What to work on
Give, as a bare number, the count of lines that contain the word "رابطه".

[Excerpt from a dataset]
==============================

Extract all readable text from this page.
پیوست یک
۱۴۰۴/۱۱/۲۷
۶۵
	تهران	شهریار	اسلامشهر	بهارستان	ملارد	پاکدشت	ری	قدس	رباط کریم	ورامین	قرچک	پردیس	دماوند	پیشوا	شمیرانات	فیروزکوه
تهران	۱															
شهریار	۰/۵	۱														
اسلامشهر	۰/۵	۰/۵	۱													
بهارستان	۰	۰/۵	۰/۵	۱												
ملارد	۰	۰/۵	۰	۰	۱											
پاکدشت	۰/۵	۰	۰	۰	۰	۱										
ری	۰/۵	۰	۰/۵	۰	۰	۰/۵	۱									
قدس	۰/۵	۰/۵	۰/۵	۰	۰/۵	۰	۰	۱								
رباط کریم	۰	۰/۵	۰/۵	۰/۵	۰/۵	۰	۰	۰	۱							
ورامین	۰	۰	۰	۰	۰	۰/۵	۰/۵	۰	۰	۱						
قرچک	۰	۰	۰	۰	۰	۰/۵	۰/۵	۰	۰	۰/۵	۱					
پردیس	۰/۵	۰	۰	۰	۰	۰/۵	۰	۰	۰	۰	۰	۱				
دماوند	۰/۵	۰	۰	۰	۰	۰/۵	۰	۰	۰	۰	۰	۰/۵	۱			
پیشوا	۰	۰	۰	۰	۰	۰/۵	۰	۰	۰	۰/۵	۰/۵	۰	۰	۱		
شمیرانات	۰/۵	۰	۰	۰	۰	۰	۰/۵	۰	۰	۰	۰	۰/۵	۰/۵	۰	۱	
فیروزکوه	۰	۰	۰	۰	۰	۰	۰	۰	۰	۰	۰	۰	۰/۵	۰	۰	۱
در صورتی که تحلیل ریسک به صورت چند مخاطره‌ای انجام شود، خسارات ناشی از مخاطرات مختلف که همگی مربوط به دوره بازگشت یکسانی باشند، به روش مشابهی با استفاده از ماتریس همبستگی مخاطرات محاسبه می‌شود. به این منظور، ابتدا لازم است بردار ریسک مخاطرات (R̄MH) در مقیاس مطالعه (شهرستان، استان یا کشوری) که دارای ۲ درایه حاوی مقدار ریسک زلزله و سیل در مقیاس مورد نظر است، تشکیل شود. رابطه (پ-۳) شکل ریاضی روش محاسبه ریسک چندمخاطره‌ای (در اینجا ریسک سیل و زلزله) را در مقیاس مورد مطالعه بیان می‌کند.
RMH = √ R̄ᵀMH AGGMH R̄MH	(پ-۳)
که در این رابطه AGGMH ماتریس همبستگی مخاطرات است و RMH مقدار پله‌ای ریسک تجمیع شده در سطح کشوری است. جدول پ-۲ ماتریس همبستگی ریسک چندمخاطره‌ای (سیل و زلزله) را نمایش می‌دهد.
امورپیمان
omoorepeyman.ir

==============================

Complete response
2